■ **Available data**:

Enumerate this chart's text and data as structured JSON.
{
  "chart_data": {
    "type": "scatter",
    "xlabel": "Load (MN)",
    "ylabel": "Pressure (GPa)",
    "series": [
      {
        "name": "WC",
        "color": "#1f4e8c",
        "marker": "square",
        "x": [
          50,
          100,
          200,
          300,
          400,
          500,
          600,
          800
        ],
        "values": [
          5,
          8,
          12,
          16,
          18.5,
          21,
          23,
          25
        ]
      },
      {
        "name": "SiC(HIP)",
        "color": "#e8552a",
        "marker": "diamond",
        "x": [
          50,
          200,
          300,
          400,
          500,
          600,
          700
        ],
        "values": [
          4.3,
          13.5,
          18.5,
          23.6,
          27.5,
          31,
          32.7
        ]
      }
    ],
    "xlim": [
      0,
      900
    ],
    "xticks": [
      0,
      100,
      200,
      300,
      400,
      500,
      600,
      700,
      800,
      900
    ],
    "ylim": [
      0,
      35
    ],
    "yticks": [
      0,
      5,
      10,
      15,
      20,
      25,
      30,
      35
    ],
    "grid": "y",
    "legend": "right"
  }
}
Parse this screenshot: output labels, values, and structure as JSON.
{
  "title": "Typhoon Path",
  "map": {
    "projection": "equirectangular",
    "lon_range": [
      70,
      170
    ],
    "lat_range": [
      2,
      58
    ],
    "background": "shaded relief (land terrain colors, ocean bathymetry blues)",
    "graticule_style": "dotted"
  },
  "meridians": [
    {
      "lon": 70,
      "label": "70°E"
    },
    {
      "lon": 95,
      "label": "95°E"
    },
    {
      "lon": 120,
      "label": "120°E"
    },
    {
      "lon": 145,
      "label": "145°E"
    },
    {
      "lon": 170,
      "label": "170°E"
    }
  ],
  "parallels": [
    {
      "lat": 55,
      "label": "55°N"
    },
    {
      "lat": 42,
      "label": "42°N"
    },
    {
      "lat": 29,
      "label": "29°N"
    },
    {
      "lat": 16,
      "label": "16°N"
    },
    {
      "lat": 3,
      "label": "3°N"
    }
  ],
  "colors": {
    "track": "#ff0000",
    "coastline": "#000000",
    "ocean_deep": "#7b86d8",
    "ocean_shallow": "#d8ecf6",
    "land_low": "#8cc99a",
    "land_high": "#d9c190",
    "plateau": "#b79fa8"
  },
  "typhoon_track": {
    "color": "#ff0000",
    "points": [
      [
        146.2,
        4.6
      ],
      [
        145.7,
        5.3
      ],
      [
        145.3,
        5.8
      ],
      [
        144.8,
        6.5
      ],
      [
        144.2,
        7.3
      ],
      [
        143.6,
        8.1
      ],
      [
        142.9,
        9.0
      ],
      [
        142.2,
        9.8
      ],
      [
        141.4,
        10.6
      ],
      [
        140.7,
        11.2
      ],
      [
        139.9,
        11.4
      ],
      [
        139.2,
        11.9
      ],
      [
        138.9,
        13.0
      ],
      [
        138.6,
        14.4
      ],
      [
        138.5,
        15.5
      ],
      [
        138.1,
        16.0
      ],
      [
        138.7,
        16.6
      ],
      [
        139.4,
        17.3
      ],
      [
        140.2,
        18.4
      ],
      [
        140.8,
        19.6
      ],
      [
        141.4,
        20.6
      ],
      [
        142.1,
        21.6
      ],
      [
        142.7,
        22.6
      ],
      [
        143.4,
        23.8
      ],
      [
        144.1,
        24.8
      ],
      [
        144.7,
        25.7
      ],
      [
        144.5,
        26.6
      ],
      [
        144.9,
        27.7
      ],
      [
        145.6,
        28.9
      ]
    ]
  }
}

■ **Task directions**: Quote each line above in full, word for word.

■ **Exercise output**:
Enumerate this chart's text and data as structured JSON.
{
  "chart_data": {
    "type": "scatter",
    "xlabel": "Load (MN)",
    "ylabel": "Pressure (GPa)",
    "series": [
      {
        "name": "WC",
        "color": "#1f4e8c",
        "marker": "square",
        "x": [
          50,
          100,
          200,
          300,
          400,
          500,
          600,
          800
        ],
        "values": [
          5,
          8,
          12,
          16,
          18.5,
          21,
          23,
          25
        ]
      },
      {
        "name": "SiC(HIP)",
        "color": "#e8552a",
        "marker": "diamond",
        "x": [
          50,
          200,
          300,
          400,
          500,
          600,
          700
        ],
        "values": [
          4.3,
          13.5,
          18.5,
          23.6,
          27.5,
          31,
          32.7
        ]
      }
    ],
    "xlim": [
      0,
      900
    ],
    "xticks": [
      0,
      100,
      200,
      300,
      400,
      500,
      600,
      700,
      800,
      900
    ],
    "ylim": [
      0,
      35
    ],
    "yticks": [
      0,
      5,
      10,
      15,
      20,
      25,
      30,
      35
    ],
    "grid": "y",
    "legend": "right"
  }
}
Parse this screenshot: output labels, values, and structure as JSON.
{
  "title": "Typhoon Path",
  "map": {
    "projection": "equirectangular",
    "lon_range": [
      70,
      170
    ],
    "lat_range": [
      2,
      58
    ],
    "background": "shaded relief (land terrain colors, ocean bathymetry blues)",
    "graticule_style": "dotted"
  },
  "meridians": [
    {
      "lon": 70,
      "label": "70°E"
    },
    {
      "lon": 95,
      "label": "95°E"
    },
    {
      "lon": 120,
      "label": "120°E"
    },
    {
      "lon": 145,
      "label": "145°E"
    },
    {
      "lon": 170,
      "label": "170°E"
    }
  ],
  "parallels": [
    {
      "lat": 55,
      "label": "55°N"
    },
    {
      "lat": 42,
      "label": "42°N"
    },
    {
      "lat": 29,
      "label": "29°N"
    },
    {
      "lat": 16,
      "label": "16°N"
    },
    {
      "lat": 3,
      "label": "3°N"
    }
  ],
  "colors": {
    "track": "#ff0000",
    "coastline": "#000000",
    "ocean_deep": "#7b86d8",
    "ocean_shallow": "#d8ecf6",
    "land_low": "#8cc99a",
    "land_high": "#d9c190",
    "plateau": "#b79fa8"
  },
  "typhoon_track": {
    "color": "#ff0000",
    "points": [
      [
        146.2,
        4.6
      ],
      [
        145.7,
        5.3
      ],
      [
        145.3,
        5.8
      ],
      [
        144.8,
        6.5
      ],
      [
        144.2,
        7.3
      ],
      [
        143.6,
        8.1
      ],
      [
        142.9,
        9.0
      ],
      [
        142.2,
        9.8
      ],
      [
        141.4,
        10.6
      ],
      [
        140.7,
        11.2
      ],
      [
        139.9,
        11.4
      ],
      [
        139.2,
        11.9
      ],
      [
        138.9,
        13.0
      ],
      [
        138.6,
        14.4
      ],
      [
        138.5,
        15.5
      ],
      [
        138.1,
        16.0
      ],
      [
        138.7,
        16.6
      ],
      [
        139.4,
        17.3
      ],
      [
        140.2,
        18.4
      ],
      [
        140.8,
        19.6
      ],
      [
        141.4,
        20.6
      ],
      [
        142.1,
        21.6
      ],
      [
        142.7,
        22.6
      ],
      [
        143.4,
        23.8
      ],
      [
        144.1,
        24.8
      ],
      [
        144.7,
        25.7
      ],
      [
        144.5,
        26.6
      ],
      [
        144.9,
        27.7
      ],
      [
        145.6,
        28.9
      ]
    ]
  }
}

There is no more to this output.